What the task asks: Using the entries that follow, collect the lines where the word "range" appears.
>>>
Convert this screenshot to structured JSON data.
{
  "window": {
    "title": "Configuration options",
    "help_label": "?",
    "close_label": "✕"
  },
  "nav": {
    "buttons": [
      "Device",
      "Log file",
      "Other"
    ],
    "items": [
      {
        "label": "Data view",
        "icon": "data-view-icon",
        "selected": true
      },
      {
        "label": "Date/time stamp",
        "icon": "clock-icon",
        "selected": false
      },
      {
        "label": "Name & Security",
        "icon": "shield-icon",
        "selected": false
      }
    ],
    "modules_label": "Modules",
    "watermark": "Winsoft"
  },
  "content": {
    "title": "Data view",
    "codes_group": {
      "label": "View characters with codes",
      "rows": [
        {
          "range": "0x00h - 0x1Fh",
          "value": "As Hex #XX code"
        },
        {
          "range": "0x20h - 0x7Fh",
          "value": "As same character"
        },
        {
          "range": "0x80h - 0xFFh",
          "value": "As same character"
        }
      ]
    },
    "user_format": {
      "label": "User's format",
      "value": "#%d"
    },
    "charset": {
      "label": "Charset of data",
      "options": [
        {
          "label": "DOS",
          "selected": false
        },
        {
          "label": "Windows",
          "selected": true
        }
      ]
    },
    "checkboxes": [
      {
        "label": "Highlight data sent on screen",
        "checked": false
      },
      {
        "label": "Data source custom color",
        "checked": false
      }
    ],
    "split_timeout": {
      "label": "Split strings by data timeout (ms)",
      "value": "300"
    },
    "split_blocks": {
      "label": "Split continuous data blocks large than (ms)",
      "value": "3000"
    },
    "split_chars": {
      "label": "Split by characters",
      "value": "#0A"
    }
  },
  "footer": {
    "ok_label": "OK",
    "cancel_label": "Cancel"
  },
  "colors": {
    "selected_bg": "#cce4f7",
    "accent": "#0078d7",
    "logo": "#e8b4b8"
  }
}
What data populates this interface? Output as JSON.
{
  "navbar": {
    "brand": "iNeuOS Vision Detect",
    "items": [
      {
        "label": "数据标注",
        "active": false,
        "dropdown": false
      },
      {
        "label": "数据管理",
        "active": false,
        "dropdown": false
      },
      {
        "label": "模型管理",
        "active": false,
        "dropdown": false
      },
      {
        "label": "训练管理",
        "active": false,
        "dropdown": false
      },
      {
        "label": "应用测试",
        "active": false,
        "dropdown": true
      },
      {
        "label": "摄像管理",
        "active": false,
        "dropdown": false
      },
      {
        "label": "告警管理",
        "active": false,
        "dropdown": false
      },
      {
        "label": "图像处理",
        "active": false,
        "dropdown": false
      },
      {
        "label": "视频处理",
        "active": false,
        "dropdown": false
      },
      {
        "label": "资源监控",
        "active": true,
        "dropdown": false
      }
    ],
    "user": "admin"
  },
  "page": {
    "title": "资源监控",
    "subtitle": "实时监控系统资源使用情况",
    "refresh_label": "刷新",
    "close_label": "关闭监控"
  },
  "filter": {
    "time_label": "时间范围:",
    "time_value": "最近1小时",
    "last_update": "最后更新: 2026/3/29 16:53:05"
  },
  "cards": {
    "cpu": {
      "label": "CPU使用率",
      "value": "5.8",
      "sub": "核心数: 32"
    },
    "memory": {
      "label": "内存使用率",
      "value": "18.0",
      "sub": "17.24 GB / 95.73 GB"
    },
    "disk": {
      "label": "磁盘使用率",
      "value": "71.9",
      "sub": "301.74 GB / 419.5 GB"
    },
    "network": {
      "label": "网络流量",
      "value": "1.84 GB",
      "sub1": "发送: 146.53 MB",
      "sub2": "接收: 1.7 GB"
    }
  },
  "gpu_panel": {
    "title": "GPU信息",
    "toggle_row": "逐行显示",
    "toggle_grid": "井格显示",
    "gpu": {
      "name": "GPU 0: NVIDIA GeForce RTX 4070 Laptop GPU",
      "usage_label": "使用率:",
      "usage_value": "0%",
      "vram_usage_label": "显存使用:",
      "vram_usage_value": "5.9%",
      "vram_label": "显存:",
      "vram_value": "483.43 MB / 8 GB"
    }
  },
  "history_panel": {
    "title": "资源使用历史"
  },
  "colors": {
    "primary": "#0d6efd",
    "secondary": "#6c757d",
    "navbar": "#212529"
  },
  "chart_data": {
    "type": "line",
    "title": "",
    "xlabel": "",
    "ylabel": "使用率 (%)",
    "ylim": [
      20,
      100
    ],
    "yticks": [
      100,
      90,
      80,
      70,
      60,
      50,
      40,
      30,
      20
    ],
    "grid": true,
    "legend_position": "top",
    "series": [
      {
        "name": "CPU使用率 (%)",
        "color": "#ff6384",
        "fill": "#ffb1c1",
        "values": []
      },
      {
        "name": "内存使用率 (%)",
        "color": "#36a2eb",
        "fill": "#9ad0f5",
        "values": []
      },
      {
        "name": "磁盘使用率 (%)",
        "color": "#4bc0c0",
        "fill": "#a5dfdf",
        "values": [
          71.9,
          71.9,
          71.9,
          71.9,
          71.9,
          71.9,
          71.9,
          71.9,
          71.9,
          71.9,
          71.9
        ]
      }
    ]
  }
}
<<<
Solution to this problem:
          "range": "0x00h - 0x1Fh",
          "range": "0x20h - 0x7Fh",
          "range": "0x80h - 0xFFh",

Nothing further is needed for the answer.